Exercise brief
Output the records. Match them exactly.

Data excerpts
** START **

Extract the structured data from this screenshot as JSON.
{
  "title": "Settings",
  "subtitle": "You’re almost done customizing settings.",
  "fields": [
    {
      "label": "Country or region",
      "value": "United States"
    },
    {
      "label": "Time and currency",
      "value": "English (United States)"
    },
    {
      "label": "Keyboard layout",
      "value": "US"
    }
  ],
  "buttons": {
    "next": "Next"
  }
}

** END **

Written reply
Extract the structured data from this screenshot as JSON.
{
  "title": "Settings",
  "subtitle": "You’re almost done customizing settings.",
  "fields": [
    {
      "label": "Country or region",
      "value": "United States"
    },
    {
      "label": "Time and currency",
      "value": "English (United States)"
    },
    {
      "label": "Keyboard layout",
      "value": "US"
    }
  ],
  "buttons": {
    "next": "Next"
  }
}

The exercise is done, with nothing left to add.